Task statement:
Reply with one number only: the count of lines below that contain the word "Hosting".

Supplied data:
[START]

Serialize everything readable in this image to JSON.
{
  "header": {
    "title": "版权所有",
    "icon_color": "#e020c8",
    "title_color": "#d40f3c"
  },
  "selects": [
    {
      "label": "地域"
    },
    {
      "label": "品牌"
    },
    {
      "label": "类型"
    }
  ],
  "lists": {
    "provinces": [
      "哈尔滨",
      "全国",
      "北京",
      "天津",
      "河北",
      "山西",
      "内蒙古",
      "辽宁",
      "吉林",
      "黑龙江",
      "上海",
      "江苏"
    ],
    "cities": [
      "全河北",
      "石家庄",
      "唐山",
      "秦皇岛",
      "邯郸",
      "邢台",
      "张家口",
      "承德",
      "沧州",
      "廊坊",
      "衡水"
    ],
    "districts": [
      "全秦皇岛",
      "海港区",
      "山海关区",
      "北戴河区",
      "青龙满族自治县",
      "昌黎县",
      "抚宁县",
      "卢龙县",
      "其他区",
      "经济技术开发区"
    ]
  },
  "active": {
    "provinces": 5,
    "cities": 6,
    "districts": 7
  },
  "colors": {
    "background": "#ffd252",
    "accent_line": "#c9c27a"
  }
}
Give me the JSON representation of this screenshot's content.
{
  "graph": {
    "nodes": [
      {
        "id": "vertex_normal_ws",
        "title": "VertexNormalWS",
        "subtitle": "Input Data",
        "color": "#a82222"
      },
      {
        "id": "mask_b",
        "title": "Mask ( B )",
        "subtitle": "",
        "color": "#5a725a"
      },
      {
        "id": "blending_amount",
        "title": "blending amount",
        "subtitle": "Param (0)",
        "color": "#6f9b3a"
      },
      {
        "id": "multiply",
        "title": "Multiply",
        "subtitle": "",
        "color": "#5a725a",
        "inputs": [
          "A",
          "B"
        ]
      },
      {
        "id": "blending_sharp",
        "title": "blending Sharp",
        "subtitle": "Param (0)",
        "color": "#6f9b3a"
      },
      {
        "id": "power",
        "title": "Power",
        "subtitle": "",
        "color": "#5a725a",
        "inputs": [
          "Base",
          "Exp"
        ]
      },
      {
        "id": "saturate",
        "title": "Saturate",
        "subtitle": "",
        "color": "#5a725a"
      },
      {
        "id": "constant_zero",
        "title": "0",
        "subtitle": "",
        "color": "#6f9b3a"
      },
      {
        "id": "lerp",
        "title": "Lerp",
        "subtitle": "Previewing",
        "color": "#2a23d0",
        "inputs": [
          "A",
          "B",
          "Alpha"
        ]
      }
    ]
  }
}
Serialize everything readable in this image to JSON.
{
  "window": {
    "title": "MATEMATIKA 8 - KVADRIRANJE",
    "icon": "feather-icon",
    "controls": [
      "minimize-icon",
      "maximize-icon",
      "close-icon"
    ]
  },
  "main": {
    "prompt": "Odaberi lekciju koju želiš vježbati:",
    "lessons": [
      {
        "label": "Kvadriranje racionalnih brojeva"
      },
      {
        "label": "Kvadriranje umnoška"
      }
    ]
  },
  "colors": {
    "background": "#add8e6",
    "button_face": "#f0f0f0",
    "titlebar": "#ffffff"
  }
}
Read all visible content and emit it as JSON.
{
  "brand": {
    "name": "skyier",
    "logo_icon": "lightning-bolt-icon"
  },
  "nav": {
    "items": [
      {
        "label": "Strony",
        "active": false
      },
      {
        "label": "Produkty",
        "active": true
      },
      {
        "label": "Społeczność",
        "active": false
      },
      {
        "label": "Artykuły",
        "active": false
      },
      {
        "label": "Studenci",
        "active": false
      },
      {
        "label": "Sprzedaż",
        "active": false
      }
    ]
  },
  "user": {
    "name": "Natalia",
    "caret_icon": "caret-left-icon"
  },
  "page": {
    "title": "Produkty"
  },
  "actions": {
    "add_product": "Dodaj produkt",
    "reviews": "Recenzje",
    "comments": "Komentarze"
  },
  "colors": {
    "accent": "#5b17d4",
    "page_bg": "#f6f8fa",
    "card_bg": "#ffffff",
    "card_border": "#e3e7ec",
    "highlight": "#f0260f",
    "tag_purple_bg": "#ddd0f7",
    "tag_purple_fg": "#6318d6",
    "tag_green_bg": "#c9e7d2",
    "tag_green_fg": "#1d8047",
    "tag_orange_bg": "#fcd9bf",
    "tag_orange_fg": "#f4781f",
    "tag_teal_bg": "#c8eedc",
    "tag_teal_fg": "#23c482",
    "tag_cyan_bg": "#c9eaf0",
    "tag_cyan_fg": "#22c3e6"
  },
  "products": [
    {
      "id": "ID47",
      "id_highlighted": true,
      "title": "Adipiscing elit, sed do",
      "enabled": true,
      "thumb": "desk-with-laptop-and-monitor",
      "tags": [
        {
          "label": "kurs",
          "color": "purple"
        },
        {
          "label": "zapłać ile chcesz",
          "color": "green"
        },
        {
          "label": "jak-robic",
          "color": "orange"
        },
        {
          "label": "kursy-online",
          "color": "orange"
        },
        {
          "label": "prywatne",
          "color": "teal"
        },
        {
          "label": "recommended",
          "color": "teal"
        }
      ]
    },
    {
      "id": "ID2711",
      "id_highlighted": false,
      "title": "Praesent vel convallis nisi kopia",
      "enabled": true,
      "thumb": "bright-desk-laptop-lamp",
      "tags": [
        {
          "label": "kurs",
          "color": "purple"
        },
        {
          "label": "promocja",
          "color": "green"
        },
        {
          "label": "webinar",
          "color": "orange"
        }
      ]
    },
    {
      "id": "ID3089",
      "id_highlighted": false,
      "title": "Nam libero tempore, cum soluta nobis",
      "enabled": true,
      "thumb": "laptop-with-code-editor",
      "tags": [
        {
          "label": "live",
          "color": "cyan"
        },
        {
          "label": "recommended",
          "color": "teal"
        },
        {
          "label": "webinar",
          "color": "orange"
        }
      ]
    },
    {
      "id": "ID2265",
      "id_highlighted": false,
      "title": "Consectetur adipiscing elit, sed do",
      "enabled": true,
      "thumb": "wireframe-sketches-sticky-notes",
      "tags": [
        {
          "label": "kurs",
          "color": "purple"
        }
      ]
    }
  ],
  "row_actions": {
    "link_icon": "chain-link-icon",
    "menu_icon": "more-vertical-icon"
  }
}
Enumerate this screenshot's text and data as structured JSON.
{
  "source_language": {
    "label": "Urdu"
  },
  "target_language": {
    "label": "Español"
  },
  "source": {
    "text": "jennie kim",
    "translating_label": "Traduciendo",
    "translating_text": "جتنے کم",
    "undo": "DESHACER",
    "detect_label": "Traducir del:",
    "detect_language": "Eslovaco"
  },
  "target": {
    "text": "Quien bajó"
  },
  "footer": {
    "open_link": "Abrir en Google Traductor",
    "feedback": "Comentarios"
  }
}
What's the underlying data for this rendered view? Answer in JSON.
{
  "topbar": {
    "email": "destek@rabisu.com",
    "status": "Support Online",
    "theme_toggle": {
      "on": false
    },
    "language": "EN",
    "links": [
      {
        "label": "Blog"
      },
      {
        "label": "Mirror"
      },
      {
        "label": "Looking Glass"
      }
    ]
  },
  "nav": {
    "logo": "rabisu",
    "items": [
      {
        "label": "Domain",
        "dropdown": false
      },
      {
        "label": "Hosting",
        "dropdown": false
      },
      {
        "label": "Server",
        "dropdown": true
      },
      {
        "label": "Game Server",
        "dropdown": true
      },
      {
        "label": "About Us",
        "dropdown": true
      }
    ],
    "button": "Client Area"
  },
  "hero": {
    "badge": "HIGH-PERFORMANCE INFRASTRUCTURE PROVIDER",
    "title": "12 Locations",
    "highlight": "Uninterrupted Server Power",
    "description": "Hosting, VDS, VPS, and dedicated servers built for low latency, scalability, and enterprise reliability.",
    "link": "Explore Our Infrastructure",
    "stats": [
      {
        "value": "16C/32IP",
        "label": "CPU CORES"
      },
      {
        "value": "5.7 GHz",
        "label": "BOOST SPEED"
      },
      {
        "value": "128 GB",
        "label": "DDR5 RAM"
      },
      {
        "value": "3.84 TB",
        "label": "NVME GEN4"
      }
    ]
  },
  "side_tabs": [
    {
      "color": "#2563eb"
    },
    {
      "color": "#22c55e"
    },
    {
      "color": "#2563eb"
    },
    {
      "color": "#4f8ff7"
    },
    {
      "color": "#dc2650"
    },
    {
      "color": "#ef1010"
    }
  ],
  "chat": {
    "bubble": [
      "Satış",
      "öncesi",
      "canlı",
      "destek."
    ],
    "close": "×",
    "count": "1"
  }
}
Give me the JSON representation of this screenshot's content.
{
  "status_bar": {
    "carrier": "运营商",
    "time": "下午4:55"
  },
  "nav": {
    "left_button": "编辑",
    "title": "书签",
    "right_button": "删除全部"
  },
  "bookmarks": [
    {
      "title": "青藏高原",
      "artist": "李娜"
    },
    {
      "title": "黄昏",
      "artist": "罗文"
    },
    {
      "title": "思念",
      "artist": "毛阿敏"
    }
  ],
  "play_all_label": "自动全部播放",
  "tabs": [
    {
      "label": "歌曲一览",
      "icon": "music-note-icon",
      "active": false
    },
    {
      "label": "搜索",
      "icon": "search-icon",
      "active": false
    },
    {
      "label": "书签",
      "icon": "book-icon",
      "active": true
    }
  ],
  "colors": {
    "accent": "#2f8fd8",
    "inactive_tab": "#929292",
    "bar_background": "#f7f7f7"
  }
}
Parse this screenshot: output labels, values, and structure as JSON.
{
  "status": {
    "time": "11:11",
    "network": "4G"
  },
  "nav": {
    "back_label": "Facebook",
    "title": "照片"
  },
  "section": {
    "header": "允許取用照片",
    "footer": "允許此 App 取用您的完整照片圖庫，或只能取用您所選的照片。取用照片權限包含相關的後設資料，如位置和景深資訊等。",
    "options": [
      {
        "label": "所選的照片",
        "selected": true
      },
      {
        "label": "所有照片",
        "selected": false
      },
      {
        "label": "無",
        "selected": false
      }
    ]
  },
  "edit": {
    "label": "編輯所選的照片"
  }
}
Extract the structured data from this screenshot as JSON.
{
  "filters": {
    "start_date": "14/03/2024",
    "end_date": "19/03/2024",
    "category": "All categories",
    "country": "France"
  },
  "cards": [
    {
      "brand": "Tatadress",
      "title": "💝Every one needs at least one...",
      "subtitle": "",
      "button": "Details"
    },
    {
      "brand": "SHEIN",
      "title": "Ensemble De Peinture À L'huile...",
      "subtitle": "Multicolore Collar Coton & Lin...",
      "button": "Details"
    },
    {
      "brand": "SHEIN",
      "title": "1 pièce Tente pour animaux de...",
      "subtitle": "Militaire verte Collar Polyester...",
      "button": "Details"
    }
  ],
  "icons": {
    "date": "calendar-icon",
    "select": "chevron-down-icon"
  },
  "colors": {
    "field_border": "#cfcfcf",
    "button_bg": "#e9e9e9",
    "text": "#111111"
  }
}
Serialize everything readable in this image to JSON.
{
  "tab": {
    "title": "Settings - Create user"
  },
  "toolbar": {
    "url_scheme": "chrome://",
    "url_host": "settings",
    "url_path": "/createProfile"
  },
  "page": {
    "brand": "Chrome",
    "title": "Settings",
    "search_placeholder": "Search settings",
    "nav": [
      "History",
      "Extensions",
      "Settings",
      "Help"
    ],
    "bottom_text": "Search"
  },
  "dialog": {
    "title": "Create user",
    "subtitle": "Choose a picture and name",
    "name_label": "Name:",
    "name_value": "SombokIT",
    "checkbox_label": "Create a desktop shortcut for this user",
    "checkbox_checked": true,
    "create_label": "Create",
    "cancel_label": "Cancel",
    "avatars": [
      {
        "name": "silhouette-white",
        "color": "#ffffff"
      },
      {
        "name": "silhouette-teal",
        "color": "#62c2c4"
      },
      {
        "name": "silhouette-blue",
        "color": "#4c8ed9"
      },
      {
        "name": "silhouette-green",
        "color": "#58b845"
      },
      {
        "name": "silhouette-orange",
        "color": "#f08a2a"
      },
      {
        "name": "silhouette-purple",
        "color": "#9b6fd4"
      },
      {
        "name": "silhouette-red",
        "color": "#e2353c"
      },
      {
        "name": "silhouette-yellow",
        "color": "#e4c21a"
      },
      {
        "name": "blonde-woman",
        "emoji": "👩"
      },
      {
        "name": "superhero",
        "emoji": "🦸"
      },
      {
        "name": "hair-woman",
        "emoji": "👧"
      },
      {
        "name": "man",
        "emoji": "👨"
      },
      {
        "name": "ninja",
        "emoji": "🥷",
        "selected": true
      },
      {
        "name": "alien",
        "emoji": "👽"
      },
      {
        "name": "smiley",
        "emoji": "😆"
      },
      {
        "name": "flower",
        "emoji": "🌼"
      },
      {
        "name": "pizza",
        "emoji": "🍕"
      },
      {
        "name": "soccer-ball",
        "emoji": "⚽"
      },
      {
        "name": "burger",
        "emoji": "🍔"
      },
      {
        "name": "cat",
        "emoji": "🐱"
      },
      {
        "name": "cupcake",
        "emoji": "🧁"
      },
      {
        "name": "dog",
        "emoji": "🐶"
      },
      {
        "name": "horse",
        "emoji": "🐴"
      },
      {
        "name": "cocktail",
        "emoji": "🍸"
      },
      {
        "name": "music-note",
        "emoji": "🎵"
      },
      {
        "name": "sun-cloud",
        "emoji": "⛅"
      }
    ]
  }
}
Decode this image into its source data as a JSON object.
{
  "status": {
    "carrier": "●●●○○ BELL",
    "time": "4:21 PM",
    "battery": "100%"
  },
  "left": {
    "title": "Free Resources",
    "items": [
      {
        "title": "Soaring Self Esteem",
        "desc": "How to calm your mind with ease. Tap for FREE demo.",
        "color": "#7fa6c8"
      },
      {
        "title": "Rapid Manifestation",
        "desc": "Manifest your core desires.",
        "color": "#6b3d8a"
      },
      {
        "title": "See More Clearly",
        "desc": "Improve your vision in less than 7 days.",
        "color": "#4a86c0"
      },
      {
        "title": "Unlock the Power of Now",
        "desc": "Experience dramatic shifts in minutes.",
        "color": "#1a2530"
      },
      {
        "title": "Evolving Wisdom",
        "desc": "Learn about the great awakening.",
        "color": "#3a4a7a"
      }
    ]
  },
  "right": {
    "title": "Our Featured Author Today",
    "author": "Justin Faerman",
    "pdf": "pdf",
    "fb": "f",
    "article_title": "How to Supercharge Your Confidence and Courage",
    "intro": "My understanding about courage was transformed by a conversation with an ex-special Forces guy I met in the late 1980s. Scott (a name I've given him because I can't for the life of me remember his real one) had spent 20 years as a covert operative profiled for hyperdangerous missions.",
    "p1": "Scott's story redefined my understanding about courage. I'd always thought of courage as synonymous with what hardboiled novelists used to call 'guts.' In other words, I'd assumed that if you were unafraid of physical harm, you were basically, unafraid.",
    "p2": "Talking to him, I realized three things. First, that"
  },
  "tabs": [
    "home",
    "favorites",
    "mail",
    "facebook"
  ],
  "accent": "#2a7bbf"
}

[END]

Final result:
2